Task description:
Copy each line holding the string "Mortgage".

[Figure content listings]
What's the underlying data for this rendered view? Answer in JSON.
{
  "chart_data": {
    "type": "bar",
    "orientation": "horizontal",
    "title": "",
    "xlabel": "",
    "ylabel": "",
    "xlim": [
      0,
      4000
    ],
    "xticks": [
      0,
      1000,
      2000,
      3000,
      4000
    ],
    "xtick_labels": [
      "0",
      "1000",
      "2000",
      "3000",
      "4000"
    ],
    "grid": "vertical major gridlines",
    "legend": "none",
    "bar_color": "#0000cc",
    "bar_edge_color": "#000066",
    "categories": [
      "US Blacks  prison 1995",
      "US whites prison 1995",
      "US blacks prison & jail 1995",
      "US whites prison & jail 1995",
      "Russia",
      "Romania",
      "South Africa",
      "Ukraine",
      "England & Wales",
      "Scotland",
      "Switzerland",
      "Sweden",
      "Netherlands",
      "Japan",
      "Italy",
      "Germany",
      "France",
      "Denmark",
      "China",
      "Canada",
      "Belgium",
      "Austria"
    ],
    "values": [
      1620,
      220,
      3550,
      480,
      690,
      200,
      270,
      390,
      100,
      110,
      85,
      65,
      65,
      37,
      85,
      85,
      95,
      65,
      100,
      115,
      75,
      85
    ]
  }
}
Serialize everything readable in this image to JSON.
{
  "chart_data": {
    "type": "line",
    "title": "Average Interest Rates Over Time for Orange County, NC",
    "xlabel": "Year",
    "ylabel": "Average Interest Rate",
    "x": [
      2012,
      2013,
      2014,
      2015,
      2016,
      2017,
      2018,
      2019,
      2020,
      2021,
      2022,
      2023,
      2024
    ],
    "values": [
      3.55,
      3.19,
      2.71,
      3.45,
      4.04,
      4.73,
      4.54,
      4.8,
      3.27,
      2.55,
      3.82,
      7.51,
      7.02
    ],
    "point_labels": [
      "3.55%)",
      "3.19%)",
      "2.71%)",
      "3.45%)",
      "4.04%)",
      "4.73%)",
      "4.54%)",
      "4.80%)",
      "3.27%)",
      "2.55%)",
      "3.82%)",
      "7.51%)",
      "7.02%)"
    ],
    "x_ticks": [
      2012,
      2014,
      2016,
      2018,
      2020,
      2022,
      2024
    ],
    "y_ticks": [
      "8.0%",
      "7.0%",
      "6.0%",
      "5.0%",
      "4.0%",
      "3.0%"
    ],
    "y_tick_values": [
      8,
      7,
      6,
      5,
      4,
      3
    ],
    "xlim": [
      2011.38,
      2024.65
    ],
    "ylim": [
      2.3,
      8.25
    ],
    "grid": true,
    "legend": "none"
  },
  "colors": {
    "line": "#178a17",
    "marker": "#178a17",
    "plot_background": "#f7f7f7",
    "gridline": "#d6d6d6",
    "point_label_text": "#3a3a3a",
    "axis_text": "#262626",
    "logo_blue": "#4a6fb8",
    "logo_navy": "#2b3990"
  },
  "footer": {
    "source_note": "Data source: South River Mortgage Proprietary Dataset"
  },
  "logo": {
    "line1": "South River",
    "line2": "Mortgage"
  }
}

Correct response:
    "source_note": "Data source: South River Mortgage Proprietary Dataset"
    "line2": "Mortgage"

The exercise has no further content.